### What you need to do
Copy out all the lines in the records that include the word "xlabel".
>> begin Recorded information
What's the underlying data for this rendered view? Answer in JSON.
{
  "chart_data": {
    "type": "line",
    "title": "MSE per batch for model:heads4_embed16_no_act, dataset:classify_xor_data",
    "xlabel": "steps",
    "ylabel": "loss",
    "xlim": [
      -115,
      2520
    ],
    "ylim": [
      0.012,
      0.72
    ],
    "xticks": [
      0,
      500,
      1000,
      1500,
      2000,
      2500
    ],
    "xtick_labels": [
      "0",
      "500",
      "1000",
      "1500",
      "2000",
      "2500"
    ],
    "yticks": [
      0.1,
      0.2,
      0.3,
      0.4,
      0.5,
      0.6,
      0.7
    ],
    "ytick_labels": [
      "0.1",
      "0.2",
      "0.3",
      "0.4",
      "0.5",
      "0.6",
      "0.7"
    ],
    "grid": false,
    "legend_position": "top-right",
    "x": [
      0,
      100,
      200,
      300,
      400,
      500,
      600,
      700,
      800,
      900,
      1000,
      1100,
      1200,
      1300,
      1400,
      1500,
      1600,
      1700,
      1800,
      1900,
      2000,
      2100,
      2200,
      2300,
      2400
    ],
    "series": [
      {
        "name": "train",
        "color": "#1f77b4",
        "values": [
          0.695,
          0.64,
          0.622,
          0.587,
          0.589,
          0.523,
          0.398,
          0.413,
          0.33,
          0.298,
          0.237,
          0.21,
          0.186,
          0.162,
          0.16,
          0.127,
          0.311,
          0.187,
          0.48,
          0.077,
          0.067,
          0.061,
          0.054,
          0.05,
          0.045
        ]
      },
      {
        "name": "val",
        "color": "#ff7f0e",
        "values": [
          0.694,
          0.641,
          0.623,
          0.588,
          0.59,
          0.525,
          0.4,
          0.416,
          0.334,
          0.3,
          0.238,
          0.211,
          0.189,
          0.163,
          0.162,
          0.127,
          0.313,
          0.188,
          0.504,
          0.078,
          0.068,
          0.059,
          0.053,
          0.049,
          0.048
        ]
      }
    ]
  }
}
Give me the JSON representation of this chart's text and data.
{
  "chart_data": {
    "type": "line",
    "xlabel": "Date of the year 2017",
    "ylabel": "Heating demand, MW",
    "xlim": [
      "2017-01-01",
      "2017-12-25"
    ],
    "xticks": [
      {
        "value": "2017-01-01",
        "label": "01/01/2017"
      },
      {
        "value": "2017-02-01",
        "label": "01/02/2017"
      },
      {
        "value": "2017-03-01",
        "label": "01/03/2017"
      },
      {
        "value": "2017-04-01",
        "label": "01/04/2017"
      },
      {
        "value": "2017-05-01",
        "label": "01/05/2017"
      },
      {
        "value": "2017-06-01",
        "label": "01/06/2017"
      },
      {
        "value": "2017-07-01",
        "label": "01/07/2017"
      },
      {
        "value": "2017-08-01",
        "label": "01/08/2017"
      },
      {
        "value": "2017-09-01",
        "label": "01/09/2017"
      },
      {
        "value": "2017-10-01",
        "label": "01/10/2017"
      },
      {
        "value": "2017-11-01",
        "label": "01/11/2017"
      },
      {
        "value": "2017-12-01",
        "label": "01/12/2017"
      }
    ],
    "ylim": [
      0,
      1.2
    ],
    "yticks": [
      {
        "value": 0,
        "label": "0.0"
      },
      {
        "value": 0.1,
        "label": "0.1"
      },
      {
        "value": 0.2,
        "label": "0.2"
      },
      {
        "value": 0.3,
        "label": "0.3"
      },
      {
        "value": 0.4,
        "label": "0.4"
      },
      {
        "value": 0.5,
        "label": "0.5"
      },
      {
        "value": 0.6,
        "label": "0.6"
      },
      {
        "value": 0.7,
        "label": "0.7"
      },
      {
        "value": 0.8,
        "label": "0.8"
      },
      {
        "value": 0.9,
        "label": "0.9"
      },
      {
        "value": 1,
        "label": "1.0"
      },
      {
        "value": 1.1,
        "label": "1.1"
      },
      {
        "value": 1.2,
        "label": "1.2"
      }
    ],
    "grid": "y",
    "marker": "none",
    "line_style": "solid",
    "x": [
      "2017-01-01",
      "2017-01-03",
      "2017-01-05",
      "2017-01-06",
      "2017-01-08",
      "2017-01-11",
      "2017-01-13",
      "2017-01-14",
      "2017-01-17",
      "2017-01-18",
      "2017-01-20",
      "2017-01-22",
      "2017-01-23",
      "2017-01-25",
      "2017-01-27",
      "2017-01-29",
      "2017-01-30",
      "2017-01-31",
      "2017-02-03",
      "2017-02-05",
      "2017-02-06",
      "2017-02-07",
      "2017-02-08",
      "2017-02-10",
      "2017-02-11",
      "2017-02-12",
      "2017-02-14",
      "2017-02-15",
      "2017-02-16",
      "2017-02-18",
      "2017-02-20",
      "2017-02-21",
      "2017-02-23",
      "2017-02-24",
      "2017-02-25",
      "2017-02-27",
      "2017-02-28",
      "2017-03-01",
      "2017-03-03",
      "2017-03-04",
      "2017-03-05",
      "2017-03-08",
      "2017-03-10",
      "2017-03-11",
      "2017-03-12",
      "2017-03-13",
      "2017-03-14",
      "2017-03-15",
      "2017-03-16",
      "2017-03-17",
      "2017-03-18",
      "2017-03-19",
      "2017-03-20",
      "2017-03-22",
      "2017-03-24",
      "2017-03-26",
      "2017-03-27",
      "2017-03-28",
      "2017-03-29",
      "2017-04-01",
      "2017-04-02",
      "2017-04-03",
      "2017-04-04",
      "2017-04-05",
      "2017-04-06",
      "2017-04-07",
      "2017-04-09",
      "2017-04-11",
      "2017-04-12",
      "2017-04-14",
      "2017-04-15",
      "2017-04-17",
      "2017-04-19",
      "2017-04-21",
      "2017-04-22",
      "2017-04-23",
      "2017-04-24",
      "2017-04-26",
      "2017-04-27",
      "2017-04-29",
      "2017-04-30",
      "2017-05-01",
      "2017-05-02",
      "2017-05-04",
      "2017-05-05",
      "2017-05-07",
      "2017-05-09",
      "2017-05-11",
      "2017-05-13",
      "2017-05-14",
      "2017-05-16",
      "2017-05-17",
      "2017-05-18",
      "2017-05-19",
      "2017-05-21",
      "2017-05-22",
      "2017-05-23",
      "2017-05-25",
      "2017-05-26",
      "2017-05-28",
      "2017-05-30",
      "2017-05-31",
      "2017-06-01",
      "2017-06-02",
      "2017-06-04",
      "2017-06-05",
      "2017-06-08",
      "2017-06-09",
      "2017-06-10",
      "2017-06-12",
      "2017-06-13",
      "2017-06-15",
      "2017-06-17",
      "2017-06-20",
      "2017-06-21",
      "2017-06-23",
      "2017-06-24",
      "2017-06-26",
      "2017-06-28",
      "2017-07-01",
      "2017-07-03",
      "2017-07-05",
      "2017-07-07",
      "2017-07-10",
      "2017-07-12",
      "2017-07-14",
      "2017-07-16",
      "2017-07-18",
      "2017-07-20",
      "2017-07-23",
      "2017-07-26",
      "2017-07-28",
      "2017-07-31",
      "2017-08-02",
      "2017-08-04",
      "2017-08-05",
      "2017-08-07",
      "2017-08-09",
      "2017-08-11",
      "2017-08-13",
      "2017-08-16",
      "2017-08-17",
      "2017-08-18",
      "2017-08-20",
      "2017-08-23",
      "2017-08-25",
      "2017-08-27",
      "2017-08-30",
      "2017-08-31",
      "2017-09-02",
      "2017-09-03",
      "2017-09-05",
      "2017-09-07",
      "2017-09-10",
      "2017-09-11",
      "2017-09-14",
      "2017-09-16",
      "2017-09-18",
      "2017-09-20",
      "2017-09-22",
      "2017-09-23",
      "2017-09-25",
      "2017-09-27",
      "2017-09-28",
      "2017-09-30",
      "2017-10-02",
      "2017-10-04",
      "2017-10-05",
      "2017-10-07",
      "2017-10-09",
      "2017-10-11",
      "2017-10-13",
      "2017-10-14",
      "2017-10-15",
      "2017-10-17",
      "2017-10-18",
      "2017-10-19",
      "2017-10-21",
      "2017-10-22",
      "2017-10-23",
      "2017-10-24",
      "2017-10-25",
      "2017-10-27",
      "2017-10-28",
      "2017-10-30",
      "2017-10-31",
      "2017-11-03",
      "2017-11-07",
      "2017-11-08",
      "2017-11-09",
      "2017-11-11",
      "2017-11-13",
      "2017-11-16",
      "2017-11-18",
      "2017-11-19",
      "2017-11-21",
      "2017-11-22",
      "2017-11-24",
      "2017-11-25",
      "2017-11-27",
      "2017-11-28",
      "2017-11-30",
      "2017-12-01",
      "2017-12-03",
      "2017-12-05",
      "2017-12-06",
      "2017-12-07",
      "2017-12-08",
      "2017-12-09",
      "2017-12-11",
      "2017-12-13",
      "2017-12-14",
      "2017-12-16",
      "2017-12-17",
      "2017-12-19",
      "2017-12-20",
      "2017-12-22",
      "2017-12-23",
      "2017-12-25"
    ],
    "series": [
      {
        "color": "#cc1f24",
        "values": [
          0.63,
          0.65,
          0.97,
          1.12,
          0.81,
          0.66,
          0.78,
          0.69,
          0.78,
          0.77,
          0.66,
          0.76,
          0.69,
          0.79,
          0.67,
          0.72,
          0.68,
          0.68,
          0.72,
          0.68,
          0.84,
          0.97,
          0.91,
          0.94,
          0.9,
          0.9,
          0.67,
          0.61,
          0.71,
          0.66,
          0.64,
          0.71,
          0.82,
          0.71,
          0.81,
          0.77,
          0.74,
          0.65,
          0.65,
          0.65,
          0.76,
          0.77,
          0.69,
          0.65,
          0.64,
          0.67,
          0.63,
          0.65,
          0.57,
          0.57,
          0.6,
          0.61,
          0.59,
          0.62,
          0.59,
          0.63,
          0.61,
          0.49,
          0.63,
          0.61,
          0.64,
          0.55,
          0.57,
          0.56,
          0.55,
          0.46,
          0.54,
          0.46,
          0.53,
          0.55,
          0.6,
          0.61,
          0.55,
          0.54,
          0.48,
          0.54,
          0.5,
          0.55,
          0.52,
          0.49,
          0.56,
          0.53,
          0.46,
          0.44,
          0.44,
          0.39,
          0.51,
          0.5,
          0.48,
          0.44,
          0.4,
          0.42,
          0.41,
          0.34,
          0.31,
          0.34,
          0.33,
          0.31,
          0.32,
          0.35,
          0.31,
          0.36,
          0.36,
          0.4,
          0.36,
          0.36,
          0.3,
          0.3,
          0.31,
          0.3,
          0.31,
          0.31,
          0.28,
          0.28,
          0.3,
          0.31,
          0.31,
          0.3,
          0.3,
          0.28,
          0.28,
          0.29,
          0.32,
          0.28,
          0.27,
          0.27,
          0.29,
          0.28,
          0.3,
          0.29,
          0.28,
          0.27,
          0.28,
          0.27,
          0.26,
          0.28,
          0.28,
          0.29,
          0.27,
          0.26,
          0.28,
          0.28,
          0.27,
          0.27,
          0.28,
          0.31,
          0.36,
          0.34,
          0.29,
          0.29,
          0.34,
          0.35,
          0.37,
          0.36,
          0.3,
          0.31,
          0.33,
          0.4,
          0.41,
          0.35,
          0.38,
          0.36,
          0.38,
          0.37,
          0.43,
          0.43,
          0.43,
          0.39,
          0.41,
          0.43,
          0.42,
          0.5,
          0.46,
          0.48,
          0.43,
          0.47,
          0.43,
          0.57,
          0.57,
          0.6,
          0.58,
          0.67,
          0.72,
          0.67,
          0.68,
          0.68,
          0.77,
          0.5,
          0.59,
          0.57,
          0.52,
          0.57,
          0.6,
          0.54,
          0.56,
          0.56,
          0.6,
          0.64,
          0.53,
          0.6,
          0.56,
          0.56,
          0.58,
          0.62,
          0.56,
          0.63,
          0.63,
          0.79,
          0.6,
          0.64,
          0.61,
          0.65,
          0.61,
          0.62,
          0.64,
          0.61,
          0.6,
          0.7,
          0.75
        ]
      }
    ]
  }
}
>> end Recorded information
### Response to the exercise
    "xlabel": "steps",
    "xlabel": "Date of the year 2017",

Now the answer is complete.